*WHAT THE TASK ASKS*
Convert each of the following items into a JSON list of strings, one string per line, leaving out blank lines.

*RAW RECORDS*
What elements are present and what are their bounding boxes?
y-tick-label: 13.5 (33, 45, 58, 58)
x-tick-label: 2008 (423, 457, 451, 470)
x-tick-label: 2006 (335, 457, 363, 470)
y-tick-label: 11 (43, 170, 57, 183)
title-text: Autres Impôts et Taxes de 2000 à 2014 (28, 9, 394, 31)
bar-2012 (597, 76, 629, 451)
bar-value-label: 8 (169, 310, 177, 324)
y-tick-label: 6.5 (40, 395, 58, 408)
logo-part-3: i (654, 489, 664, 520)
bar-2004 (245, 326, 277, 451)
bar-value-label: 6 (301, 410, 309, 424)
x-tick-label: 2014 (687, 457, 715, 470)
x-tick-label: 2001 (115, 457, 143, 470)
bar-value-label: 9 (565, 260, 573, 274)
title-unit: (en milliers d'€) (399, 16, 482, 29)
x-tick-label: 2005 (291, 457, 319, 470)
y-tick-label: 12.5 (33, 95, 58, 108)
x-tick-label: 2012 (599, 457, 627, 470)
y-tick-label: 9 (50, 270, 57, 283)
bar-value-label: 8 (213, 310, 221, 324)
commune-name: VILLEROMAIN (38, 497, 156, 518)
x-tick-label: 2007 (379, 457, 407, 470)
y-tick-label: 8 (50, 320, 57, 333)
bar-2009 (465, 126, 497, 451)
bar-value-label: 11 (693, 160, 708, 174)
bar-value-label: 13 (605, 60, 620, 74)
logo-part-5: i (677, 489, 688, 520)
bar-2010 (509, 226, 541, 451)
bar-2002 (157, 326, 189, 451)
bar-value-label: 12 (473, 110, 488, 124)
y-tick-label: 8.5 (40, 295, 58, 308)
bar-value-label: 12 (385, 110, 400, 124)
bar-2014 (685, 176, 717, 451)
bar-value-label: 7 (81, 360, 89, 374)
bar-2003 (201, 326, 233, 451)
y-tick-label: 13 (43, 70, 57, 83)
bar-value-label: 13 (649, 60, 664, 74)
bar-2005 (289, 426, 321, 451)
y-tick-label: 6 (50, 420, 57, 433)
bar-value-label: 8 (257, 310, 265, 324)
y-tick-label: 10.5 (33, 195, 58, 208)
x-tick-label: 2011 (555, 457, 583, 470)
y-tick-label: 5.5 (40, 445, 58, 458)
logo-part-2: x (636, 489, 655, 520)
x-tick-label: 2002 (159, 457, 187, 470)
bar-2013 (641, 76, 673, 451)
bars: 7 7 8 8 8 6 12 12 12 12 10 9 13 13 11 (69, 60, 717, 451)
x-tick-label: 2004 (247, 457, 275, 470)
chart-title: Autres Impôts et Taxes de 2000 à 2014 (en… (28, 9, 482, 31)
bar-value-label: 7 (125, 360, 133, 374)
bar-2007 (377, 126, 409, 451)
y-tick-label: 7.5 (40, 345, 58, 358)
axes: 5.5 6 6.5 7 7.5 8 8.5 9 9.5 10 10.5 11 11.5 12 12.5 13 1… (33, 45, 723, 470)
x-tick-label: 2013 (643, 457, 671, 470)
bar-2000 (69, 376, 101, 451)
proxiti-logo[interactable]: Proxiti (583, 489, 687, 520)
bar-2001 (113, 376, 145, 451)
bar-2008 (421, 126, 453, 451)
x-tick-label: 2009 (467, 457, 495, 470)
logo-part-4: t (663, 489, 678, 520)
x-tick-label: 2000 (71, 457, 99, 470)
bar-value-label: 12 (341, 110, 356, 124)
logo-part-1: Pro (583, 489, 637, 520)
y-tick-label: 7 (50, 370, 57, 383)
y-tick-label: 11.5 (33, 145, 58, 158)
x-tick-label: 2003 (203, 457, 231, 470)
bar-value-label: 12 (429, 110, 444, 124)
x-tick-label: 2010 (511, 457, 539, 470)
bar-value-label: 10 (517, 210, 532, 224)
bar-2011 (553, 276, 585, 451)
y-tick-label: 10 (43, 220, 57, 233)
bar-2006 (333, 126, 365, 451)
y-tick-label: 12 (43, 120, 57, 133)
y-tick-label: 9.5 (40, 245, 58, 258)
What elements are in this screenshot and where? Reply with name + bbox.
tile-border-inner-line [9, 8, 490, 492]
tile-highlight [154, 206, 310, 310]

*ANSWER TO THIS PROBLEM*
[
  "What elements are present and what are their bounding boxes?",
  "y-tick-label: 13.5 (33, 45, 58, 58)",
  "x-tick-label: 2008 (423, 457, 451, 470)",
  "x-tick-label: 2006 (335, 457, 363, 470)",
  "y-tick-label: 11 (43, 170, 57, 183)",
  "title-text: Autres Impôts et Taxes de 2000 à 2014 (28, 9, 394, 31)",
  "bar-2012 (597, 76, 629, 451)",
  "bar-value-label: 8 (169, 310, 177, 324)",
  "y-tick-label: 6.5 (40, 395, 58, 408)",
  "logo-part-3: i (654, 489, 664, 520)",
  "bar-2004 (245, 326, 277, 451)",
  "bar-value-label: 6 (301, 410, 309, 424)",
  "x-tick-label: 2014 (687, 457, 715, 470)",
  "x-tick-label: 2001 (115, 457, 143, 470)",
  "bar-value-label: 9 (565, 260, 573, 274)",
  "title-unit: (en milliers d'€) (399, 16, 482, 29)",
  "x-tick-label: 2005 (291, 457, 319, 470)",
  "y-tick-label: 12.5 (33, 95, 58, 108)",
  "x-tick-label: 2012 (599, 457, 627, 470)",
  "y-tick-label: 9 (50, 270, 57, 283)",
  "bar-value-label: 8 (213, 310, 221, 324)",
  "commune-name: VILLEROMAIN (38, 497, 156, 518)",
  "x-tick-label: 2007 (379, 457, 407, 470)",
  "y-tick-label: 8 (50, 320, 57, 333)",
  "bar-2009 (465, 126, 497, 451)",
  "bar-value-label: 11 (693, 160, 708, 174)",
  "bar-value-label: 13 (605, 60, 620, 74)",
  "logo-part-5: i (677, 489, 688, 520)",
  "bar-2010 (509, 226, 541, 451)",
  "bar-2002 (157, 326, 189, 451)",
  "bar-value-label: 12 (473, 110, 488, 124)",
  "y-tick-label: 8.5 (40, 295, 58, 308)",
  "bar-value-label: 12 (385, 110, 400, 124)",
  "bar-2014 (685, 176, 717, 451)",
  "bar-value-label: 7 (81, 360, 89, 374)",
  "bar-2003 (201, 326, 233, 451)",
  "y-tick-label: 13 (43, 70, 57, 83)",
  "bar-value-label: 13 (649, 60, 664, 74)",
  "bar-2005 (289, 426, 321, 451)",
  "y-tick-label: 6 (50, 420, 57, 433)",
  "bar-value-label: 8 (257, 310, 265, 324)",
  "y-tick-label: 10.5 (33, 195, 58, 208)",
  "x-tick-label: 2011 (555, 457, 583, 470)",
  "y-tick-label: 5.5 (40, 445, 58, 458)",
  "logo-part-2: x (636, 489, 655, 520)",
  "x-tick-label: 2002 (159, 457, 187, 470)",
  "bar-2013 (641, 76, 673, 451)",
  "bars: 7 7 8 8 8 6 12 12 12 12 10 9 13 13 11 (69, 60, 717, 451)",
  "x-tick-label: 2004 (247, 457, 275, 470)",
  "chart-title: Autres Impôts et Taxes de 2000 à 2014 (en… (28, 9, 482, 31)",
  "bar-value-label: 7 (125, 360, 133, 374)",
  "bar-2007 (377, 126, 409, 451)",
  "y-tick-label: 7.5 (40, 345, 58, 358)",
  "axes: 5.5 6 6.5 7 7.5 8 8.5 9 9.5 10 10.5 11 11.5 12 12.5 13 1… (33, 45, 723, 470)",
  "x-tick-label: 2013 (643, 457, 671, 470)",
  "bar-2000 (69, 376, 101, 451)",
  "proxiti-logo[interactable]: Proxiti (583, 489, 687, 520)",
  "bar-2001 (113, 376, 145, 451)",
  "bar-2008 (421, 126, 453, 451)",
  "x-tick-label: 2009 (467, 457, 495, 470)",
  "logo-part-4: t (663, 489, 678, 520)",
  "x-tick-label: 2000 (71, 457, 99, 470)",
  "bar-value-label: 12 (341, 110, 356, 124)",
  "logo-part-1: Pro (583, 489, 637, 520)",
  "y-tick-label: 7 (50, 370, 57, 383)",
  "y-tick-label: 11.5 (33, 145, 58, 158)",
  "x-tick-label: 2003 (203, 457, 231, 470)",
  "bar-value-label: 12 (429, 110, 444, 124)",
  "x-tick-label: 2010 (511, 457, 539, 470)",
  "bar-value-label: 10 (517, 210, 532, 224)",
  "bar-2011 (553, 276, 585, 451)",
  "y-tick-label: 10 (43, 220, 57, 233)",
  "bar-2006 (333, 126, 365, 451)",
  "y-tick-label: 12 (43, 120, 57, 133)",
  "y-tick-label: 9.5 (40, 245, 58, 258)",
  "What elements are in this screenshot and where? Reply with name + bbox.",
  "tile-border-inner-line [9, 8, 490, 492]",
  "tile-highlight [154, 206, 310, 310]"
]